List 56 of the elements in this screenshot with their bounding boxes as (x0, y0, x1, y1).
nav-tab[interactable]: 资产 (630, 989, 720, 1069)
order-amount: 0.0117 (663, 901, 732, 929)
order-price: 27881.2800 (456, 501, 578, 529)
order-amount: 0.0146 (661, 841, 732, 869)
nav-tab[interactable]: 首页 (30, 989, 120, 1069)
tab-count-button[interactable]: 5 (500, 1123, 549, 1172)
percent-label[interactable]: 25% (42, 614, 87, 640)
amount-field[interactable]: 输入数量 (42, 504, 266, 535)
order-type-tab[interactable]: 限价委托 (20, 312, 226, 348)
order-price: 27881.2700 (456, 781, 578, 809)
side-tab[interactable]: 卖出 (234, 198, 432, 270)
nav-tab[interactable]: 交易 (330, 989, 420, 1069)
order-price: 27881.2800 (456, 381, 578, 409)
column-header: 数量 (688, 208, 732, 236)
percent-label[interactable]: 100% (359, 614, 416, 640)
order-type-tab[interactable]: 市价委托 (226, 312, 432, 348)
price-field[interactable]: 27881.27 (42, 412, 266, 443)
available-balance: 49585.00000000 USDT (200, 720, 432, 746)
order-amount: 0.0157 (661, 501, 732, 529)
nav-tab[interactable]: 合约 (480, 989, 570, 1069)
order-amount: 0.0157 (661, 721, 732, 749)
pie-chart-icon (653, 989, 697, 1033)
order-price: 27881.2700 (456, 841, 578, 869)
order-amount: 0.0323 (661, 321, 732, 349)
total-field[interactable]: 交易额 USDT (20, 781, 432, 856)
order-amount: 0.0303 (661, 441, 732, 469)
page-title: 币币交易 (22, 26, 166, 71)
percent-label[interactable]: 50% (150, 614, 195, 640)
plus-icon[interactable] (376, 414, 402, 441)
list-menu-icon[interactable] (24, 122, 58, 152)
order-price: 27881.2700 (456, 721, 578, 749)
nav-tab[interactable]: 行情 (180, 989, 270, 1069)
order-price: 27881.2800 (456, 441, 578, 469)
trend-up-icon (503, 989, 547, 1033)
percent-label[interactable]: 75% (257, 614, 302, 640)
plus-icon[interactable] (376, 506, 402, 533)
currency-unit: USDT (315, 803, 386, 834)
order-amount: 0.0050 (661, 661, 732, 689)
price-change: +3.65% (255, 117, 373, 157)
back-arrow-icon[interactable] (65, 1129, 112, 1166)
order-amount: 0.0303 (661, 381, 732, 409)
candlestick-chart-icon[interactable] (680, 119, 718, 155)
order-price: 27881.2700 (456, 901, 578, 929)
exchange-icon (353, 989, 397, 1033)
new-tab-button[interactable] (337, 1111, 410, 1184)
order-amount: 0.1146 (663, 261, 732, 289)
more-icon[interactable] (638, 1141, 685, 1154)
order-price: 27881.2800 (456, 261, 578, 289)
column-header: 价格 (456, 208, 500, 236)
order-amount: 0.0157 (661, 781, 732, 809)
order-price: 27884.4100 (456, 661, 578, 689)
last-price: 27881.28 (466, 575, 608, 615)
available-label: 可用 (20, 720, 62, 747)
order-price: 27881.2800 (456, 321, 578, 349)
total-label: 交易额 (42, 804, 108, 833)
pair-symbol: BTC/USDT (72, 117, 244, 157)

* Written task
Reproduce the item above verbatim, every line unchanged.

* Solution to the exercise
List 56 of the elements in this screenshot with their bounding boxes as (x0, y0, x1, y1).
nav-tab[interactable]: 资产 (630, 989, 720, 1069)
order-amount: 0.0117 (663, 901, 732, 929)
order-price: 27881.2800 (456, 501, 578, 529)
order-amount: 0.0146 (661, 841, 732, 869)
nav-tab[interactable]: 首页 (30, 989, 120, 1069)
tab-count-button[interactable]: 5 (500, 1123, 549, 1172)
percent-label[interactable]: 25% (42, 614, 87, 640)
amount-field[interactable]: 输入数量 (42, 504, 266, 535)
order-type-tab[interactable]: 限价委托 (20, 312, 226, 348)
order-price: 27881.2700 (456, 781, 578, 809)
side-tab[interactable]: 卖出 (234, 198, 432, 270)
nav-tab[interactable]: 交易 (330, 989, 420, 1069)
order-price: 27881.2800 (456, 381, 578, 409)
column-header: 数量 (688, 208, 732, 236)
percent-label[interactable]: 100% (359, 614, 416, 640)
order-type-tab[interactable]: 市价委托 (226, 312, 432, 348)
price-field[interactable]: 27881.27 (42, 412, 266, 443)
available-balance: 49585.00000000 USDT (200, 720, 432, 746)
order-amount: 0.0157 (661, 501, 732, 529)
nav-tab[interactable]: 合约 (480, 989, 570, 1069)
order-amount: 0.0157 (661, 721, 732, 749)
pie-chart-icon (653, 989, 697, 1033)
order-price: 27881.2700 (456, 841, 578, 869)
order-amount: 0.0323 (661, 321, 732, 349)
total-field[interactable]: 交易额 USDT (20, 781, 432, 856)
order-amount: 0.0303 (661, 441, 732, 469)
page-title: 币币交易 (22, 26, 166, 71)
percent-label[interactable]: 50% (150, 614, 195, 640)
plus-icon[interactable] (376, 414, 402, 441)
list-menu-icon[interactable] (24, 122, 58, 152)
order-price: 27881.2700 (456, 721, 578, 749)
nav-tab[interactable]: 行情 (180, 989, 270, 1069)
order-price: 27881.2800 (456, 441, 578, 469)
trend-up-icon (503, 989, 547, 1033)
percent-label[interactable]: 75% (257, 614, 302, 640)
plus-icon[interactable] (376, 506, 402, 533)
currency-unit: USDT (315, 803, 386, 834)
order-amount: 0.0050 (661, 661, 732, 689)
price-change: +3.65% (255, 117, 373, 157)
back-arrow-icon[interactable] (65, 1129, 112, 1166)
order-amount: 0.0303 (661, 381, 732, 409)
candlestick-chart-icon[interactable] (680, 119, 718, 155)
order-price: 27881.2700 (456, 901, 578, 929)
exchange-icon (353, 989, 397, 1033)
new-tab-button[interactable] (337, 1111, 410, 1184)
order-amount: 0.1146 (663, 261, 732, 289)
more-icon[interactable] (638, 1141, 685, 1154)
order-price: 27881.2800 (456, 261, 578, 289)
column-header: 价格 (456, 208, 500, 236)
order-amount: 0.0157 (661, 781, 732, 809)
order-price: 27884.4100 (456, 661, 578, 689)
last-price: 27881.28 (466, 575, 608, 615)
available-label: 可用 (20, 720, 62, 747)
order-price: 27881.2800 (456, 321, 578, 349)
total-label: 交易额 (42, 804, 108, 833)
pair-symbol: BTC/USDT (72, 117, 244, 157)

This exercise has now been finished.